* Begin Information supplied *

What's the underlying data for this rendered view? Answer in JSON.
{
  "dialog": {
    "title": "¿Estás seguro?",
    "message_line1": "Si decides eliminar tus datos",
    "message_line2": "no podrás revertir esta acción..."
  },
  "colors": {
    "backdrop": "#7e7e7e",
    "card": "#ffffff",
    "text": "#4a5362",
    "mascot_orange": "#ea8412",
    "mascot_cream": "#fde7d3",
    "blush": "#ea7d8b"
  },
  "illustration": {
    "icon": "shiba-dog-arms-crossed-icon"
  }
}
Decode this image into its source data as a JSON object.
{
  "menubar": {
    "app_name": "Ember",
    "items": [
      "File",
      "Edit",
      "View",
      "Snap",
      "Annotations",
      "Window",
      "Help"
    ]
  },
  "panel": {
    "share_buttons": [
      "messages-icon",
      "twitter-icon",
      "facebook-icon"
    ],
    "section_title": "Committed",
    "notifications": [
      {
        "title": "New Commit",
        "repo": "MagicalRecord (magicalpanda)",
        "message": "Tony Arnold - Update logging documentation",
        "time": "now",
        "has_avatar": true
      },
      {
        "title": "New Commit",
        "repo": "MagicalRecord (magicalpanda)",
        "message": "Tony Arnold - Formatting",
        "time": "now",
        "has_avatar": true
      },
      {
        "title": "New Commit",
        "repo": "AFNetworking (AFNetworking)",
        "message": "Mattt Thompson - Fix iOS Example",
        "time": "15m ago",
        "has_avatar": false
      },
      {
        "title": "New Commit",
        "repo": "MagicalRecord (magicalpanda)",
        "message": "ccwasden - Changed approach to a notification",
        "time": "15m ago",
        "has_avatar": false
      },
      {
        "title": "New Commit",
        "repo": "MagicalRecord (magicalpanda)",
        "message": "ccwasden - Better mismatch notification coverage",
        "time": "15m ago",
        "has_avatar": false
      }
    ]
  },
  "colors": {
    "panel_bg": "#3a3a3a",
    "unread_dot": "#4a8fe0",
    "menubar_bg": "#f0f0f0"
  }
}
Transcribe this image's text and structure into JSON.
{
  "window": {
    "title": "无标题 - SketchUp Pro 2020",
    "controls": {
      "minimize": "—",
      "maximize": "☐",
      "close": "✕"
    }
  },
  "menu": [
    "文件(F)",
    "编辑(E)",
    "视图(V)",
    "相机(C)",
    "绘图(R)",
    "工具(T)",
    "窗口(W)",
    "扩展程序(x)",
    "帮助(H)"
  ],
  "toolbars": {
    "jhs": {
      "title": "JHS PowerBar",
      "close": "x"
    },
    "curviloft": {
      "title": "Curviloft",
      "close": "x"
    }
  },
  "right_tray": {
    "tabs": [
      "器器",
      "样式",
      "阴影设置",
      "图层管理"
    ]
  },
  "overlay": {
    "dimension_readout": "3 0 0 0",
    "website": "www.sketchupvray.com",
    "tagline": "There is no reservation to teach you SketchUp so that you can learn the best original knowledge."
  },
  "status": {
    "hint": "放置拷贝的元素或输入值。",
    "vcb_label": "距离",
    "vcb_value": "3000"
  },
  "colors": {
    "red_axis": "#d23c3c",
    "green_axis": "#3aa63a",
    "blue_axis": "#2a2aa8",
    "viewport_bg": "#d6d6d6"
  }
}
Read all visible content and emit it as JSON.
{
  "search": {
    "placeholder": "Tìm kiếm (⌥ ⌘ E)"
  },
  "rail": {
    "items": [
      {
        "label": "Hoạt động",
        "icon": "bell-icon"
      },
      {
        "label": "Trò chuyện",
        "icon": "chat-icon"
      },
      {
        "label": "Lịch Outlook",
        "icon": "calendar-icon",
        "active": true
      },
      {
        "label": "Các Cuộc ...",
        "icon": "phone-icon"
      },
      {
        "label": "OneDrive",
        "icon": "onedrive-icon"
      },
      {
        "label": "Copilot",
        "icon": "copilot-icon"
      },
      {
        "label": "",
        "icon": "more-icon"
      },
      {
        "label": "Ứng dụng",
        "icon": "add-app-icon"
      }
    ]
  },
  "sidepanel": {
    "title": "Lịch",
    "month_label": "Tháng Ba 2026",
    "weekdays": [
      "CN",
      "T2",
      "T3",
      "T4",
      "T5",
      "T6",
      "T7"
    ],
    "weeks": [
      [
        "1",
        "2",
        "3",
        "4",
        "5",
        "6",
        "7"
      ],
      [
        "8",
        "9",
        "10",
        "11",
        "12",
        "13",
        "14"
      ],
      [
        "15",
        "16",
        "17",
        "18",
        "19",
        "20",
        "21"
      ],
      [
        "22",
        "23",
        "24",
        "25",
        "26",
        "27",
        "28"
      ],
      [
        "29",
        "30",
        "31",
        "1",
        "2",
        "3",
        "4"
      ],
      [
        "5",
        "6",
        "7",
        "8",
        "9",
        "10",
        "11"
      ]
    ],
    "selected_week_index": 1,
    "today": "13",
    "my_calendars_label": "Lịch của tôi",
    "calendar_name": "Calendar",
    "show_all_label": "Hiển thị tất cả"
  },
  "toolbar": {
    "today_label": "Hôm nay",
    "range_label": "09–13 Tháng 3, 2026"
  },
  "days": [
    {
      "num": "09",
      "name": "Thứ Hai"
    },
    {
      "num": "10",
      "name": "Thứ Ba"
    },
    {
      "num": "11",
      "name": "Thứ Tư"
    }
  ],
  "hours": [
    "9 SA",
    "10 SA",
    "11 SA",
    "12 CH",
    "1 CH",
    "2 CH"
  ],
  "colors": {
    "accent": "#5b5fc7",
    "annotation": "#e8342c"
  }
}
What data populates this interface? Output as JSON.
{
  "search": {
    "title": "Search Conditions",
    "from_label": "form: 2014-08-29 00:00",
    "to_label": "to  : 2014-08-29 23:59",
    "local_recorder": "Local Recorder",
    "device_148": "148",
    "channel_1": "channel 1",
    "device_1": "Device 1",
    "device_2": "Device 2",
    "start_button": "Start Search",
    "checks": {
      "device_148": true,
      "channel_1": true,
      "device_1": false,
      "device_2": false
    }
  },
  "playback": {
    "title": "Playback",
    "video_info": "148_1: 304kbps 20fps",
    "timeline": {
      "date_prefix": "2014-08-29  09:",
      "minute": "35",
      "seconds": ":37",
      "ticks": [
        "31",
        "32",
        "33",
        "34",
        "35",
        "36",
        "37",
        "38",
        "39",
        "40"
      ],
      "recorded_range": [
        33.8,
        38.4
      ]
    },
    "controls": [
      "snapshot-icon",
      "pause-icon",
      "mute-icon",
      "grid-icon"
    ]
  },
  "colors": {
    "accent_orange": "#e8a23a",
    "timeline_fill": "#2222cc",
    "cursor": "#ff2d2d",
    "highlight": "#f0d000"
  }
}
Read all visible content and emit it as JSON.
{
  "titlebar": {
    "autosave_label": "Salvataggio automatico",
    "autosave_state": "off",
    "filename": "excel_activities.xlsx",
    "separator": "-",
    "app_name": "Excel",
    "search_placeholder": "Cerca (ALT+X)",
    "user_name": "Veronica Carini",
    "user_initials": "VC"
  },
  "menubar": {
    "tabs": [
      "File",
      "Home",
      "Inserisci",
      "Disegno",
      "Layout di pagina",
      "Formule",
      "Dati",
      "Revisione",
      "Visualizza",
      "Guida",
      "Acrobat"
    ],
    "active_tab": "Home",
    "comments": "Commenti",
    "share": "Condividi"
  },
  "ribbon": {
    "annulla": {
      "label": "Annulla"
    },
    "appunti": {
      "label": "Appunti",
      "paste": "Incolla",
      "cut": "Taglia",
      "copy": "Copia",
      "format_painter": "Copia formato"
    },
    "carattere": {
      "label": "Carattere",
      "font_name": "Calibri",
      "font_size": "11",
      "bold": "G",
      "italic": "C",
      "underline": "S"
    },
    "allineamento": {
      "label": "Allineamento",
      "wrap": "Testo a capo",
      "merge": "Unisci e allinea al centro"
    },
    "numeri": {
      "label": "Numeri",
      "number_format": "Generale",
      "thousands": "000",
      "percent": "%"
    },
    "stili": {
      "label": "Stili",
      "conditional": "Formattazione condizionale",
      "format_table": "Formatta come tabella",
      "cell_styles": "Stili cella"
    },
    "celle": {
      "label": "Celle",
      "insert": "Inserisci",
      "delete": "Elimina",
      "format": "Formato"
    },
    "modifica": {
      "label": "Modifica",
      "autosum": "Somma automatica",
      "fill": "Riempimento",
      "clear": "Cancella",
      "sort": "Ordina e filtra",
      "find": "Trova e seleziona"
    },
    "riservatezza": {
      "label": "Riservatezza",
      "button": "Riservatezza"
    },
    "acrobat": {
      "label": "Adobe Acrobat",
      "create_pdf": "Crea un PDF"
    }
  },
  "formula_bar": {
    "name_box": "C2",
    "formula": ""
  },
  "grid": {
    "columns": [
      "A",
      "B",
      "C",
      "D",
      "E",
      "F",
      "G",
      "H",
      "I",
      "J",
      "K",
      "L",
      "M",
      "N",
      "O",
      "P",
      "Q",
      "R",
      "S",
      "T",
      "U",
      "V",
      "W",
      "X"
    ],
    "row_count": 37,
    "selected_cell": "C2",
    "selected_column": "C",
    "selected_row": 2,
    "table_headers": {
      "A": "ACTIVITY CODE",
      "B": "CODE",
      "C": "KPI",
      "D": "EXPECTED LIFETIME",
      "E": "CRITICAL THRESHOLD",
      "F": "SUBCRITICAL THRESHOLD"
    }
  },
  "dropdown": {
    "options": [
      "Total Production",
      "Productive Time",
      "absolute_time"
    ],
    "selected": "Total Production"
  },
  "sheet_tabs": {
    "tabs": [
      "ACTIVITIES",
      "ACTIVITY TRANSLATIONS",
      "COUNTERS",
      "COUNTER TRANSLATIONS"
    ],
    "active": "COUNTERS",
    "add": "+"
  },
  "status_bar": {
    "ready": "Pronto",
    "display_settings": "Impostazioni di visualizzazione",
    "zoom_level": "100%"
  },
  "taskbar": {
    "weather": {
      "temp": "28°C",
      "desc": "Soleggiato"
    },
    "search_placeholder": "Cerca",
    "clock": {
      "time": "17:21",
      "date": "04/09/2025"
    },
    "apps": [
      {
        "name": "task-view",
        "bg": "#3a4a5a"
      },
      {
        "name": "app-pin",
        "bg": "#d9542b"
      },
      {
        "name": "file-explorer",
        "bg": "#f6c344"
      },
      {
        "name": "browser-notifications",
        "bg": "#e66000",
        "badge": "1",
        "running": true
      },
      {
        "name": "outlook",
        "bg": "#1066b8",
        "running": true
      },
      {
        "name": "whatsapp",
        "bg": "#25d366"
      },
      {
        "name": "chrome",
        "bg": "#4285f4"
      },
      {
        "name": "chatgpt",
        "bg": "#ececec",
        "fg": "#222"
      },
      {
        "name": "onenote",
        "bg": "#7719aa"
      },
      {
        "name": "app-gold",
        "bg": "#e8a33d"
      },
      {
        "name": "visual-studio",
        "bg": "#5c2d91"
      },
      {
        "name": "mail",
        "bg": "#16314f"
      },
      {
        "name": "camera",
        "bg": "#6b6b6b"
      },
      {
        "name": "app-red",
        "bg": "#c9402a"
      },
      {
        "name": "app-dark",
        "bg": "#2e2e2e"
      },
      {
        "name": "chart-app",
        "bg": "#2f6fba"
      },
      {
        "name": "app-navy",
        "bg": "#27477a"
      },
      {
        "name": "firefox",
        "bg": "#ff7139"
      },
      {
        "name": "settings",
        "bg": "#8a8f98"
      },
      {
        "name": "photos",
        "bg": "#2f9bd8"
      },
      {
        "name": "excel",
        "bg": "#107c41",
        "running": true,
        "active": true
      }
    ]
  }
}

* End Information supplied *

> **Exercise**
Tally up the lines in the records that contain the word "Production" and give only the total.

> **Response to this exercise**
2